### RECORD EXTRACTS
━━━━━━━━━━━━━━━━━━━━
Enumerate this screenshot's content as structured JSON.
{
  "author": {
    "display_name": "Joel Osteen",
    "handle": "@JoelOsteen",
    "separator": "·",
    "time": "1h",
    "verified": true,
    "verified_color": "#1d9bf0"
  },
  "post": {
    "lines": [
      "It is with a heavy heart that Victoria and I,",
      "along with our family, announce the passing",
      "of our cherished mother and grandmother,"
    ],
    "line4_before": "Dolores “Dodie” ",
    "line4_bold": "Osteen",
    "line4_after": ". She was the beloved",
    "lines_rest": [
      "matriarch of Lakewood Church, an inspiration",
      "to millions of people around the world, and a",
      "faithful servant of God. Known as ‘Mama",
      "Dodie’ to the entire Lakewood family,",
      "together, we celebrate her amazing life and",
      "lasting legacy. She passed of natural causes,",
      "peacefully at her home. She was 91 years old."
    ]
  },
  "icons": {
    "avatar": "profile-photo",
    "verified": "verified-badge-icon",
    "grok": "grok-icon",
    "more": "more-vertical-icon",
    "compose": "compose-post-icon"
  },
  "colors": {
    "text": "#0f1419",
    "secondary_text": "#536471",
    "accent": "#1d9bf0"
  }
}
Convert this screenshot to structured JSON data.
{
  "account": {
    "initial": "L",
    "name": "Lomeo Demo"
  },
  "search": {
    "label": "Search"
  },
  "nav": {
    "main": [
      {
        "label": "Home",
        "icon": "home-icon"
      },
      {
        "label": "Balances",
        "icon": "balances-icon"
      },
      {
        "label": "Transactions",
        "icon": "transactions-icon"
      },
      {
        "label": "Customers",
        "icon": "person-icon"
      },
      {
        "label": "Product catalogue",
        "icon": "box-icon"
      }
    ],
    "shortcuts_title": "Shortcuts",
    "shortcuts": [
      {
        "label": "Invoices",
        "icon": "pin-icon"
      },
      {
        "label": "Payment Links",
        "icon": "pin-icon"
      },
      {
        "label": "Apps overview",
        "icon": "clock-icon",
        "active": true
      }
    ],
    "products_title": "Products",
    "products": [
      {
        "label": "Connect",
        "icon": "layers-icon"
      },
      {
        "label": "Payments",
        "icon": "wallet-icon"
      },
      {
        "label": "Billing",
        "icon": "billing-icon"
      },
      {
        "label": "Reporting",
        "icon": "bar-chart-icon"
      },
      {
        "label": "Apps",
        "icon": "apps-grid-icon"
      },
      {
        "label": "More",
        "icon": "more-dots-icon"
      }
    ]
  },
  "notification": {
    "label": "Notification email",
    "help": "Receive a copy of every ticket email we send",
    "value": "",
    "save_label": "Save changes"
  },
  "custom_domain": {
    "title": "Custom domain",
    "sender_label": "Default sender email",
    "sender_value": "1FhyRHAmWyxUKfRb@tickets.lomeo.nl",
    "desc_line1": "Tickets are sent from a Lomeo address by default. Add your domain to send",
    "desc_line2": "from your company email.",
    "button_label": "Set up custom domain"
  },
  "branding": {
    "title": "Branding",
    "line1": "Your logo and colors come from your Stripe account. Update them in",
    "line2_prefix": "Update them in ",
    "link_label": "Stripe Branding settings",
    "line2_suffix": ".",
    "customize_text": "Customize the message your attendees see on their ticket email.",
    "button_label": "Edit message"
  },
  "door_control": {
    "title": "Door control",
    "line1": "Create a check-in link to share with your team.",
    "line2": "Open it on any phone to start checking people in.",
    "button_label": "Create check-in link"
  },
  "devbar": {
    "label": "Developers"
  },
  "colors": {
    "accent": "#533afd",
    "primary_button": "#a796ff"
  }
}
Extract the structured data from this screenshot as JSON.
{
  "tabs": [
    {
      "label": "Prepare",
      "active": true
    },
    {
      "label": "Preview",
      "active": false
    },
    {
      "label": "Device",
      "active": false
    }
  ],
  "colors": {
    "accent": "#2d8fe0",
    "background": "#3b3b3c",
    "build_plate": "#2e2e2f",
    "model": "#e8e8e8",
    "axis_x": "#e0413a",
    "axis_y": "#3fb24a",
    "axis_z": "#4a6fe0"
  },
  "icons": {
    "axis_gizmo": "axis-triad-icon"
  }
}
━━━━━━━━━━━━━━━━━━━━
### WHAT YOU WILL DO
Return all lines containing "with".

### FULL SOLUTION
      "It is with a heavy heart that Victoria and I,",
      "along with our family, announce the passing",
    "line1": "Create a check-in link to share with your team.",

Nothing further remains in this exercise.